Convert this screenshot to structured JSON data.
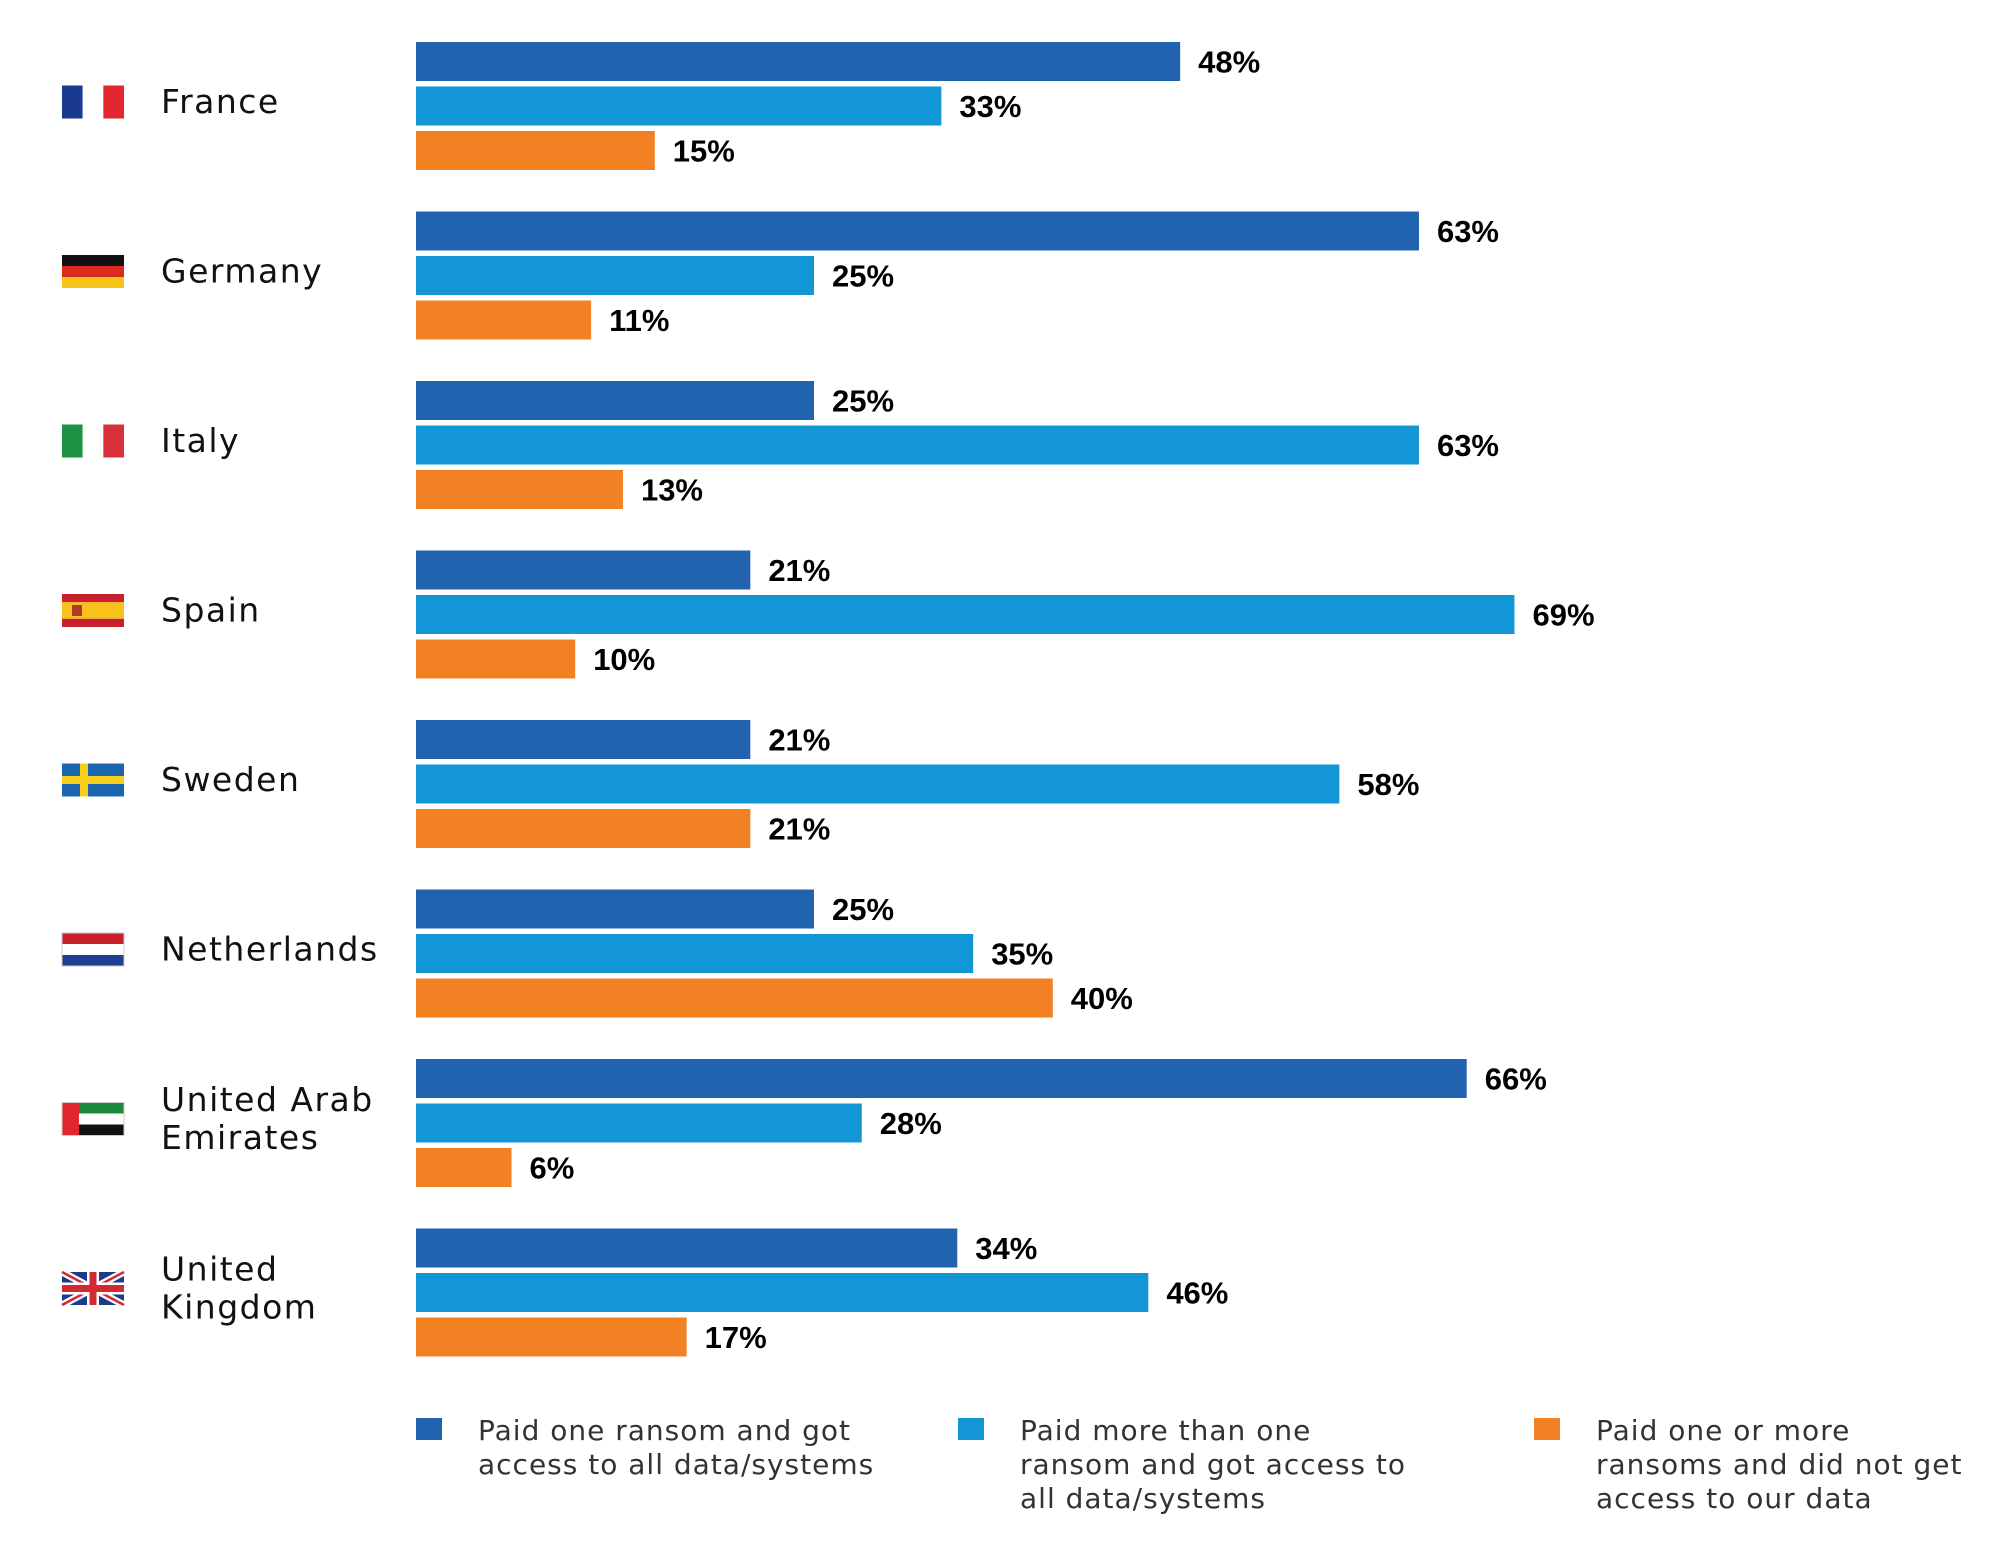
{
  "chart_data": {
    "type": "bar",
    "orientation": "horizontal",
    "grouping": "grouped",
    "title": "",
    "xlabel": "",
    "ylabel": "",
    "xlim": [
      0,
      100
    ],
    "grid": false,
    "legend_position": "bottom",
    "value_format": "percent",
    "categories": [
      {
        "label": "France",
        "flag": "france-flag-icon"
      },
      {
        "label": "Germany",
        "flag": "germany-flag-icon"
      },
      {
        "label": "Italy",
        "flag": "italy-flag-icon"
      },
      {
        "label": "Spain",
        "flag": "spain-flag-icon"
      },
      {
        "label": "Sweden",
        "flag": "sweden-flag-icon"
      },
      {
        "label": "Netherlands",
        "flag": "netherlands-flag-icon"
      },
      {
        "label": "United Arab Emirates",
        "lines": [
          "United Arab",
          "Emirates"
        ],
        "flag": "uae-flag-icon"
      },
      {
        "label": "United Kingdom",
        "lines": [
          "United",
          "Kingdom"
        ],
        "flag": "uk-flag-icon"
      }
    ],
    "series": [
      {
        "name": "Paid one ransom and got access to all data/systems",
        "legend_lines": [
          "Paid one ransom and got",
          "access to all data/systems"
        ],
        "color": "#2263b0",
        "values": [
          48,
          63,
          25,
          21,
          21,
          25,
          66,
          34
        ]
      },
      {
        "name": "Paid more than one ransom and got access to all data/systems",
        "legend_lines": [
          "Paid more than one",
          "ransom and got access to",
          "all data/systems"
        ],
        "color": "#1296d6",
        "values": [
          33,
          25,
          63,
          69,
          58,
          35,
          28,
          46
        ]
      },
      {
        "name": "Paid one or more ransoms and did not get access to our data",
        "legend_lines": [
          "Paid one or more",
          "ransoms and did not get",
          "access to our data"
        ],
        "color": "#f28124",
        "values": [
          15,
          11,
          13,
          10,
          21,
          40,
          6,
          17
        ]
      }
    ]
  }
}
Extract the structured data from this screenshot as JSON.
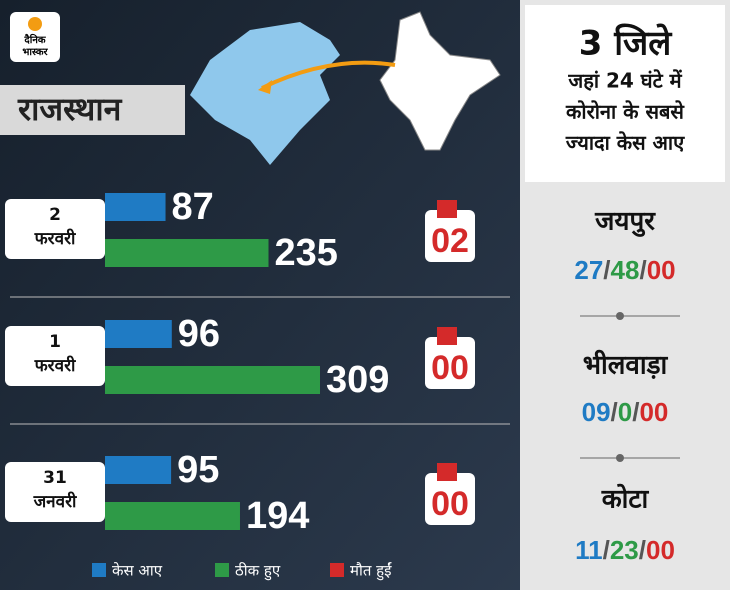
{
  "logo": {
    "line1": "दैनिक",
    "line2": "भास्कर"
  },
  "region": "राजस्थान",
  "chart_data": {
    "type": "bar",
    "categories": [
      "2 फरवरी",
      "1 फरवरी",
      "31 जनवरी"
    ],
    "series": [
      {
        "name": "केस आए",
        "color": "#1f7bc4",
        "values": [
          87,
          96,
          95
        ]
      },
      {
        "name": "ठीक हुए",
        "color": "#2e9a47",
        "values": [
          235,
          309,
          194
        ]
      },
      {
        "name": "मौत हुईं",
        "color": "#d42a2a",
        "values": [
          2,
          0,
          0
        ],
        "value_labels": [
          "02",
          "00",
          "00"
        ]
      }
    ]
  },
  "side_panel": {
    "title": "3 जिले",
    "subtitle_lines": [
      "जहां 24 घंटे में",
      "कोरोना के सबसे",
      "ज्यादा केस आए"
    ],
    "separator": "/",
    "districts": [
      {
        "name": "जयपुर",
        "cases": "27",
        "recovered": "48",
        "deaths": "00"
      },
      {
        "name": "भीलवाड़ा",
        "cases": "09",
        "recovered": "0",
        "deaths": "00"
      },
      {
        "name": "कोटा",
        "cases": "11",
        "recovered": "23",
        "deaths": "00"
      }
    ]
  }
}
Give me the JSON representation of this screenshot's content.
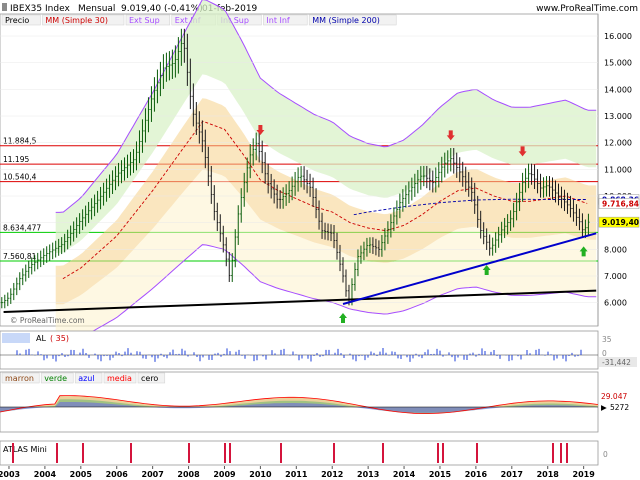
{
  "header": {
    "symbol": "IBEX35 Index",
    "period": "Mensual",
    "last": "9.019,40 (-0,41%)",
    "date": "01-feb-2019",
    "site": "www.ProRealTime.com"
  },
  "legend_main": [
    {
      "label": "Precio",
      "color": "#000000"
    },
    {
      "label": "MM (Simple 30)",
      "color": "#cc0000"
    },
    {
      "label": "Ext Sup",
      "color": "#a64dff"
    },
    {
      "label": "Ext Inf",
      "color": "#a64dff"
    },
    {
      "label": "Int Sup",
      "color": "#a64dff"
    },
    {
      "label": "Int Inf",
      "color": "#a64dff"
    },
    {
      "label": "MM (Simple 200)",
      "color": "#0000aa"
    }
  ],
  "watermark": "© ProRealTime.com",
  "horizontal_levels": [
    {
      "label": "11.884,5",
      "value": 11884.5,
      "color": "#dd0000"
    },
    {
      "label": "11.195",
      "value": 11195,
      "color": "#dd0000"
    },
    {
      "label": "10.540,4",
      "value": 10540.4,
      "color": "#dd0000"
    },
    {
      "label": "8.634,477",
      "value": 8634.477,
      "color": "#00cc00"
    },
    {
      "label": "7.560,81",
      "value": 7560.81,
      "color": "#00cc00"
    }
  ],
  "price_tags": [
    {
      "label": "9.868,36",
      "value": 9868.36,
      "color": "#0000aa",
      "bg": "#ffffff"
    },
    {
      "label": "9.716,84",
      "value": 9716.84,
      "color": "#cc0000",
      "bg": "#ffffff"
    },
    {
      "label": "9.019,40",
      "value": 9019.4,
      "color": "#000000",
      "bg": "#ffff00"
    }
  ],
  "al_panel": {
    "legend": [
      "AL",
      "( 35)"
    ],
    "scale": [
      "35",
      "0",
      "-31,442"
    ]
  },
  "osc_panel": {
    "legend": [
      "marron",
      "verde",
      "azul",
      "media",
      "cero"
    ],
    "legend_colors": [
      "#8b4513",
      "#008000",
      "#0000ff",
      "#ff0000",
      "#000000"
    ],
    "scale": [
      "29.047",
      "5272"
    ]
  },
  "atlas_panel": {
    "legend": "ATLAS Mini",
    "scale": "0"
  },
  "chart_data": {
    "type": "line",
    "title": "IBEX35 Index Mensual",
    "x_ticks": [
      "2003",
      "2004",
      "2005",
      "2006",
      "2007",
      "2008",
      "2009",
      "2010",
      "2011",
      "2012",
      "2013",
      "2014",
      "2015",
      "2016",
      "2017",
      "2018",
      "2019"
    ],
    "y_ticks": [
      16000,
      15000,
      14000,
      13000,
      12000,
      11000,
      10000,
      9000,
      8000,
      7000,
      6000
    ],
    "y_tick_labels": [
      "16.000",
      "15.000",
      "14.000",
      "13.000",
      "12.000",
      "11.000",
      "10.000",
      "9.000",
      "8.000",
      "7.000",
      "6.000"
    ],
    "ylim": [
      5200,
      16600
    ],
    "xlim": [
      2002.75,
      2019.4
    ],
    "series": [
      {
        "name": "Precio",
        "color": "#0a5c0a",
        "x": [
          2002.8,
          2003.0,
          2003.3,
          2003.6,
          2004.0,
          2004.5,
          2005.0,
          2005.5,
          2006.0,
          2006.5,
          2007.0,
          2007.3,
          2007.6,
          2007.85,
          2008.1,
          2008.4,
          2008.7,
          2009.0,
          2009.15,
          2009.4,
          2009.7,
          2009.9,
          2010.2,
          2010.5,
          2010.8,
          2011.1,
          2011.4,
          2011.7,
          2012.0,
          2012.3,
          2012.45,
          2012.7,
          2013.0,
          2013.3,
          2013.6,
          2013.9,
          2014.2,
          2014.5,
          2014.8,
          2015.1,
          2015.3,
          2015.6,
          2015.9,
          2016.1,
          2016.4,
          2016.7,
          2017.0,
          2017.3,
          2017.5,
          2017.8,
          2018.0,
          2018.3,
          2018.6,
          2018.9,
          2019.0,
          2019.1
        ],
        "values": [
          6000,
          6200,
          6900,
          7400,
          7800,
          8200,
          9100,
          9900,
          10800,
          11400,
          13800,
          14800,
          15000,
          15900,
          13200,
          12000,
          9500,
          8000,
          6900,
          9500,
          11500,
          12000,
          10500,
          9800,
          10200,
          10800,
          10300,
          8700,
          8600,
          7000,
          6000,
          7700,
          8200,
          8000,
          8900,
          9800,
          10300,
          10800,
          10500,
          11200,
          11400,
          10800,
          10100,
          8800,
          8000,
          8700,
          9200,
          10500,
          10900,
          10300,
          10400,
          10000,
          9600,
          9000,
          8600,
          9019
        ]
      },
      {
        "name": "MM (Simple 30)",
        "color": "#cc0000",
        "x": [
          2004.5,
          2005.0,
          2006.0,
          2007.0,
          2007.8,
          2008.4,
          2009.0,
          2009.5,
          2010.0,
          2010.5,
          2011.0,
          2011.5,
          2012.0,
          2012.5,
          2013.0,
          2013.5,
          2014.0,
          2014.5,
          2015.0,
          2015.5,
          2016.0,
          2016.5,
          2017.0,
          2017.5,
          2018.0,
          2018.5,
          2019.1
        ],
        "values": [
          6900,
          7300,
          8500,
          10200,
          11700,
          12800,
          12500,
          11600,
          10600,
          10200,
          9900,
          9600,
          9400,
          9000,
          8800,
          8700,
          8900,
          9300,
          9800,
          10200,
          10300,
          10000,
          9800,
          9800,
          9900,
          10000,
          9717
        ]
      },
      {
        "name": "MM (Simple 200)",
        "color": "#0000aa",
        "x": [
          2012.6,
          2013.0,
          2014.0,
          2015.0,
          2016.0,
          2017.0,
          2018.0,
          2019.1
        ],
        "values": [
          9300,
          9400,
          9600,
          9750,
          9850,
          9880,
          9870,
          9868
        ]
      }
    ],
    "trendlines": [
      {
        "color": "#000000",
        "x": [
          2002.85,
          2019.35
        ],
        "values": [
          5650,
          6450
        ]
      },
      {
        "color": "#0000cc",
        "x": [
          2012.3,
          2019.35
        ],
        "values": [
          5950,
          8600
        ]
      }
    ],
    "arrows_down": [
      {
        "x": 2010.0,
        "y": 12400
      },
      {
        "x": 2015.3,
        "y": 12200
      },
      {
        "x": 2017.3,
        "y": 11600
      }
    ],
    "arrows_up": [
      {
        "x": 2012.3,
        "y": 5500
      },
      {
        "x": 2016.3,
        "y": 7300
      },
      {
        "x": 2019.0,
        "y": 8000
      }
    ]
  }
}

- _PROBLEM DESCRIPTION_: Track down all lines above with the string "this" and copy them.

- _COMPLETE RESPONSE_:
Convert this screenshot to structured JSON data.
Extract the structured data from this screenshot as JSON.
Give me the JSON representation of this screenshot's content.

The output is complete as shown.